Entries:
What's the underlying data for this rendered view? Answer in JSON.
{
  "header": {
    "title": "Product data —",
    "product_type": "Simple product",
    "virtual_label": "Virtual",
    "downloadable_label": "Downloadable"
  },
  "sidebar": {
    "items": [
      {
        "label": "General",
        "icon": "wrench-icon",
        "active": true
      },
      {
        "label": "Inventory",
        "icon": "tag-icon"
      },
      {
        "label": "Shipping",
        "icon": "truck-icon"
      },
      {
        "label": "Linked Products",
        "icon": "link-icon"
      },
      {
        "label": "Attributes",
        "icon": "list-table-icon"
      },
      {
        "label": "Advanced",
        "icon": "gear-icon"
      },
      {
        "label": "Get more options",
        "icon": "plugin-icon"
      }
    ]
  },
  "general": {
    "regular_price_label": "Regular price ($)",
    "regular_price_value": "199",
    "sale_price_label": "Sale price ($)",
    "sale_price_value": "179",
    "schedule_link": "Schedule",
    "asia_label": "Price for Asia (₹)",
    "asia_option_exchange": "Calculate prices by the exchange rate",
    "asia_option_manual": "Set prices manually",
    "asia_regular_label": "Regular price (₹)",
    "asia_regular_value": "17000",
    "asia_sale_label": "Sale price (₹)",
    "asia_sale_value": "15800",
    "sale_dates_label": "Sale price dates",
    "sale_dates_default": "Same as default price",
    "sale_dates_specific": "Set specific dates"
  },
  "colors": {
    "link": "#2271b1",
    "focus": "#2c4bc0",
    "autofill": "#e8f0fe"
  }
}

Directions:
Scan the material line by line and report each one that contains "data".

Finished answer:
What's the underlying data for this rendered view? Answer in JSON.
    "title": "Product data —",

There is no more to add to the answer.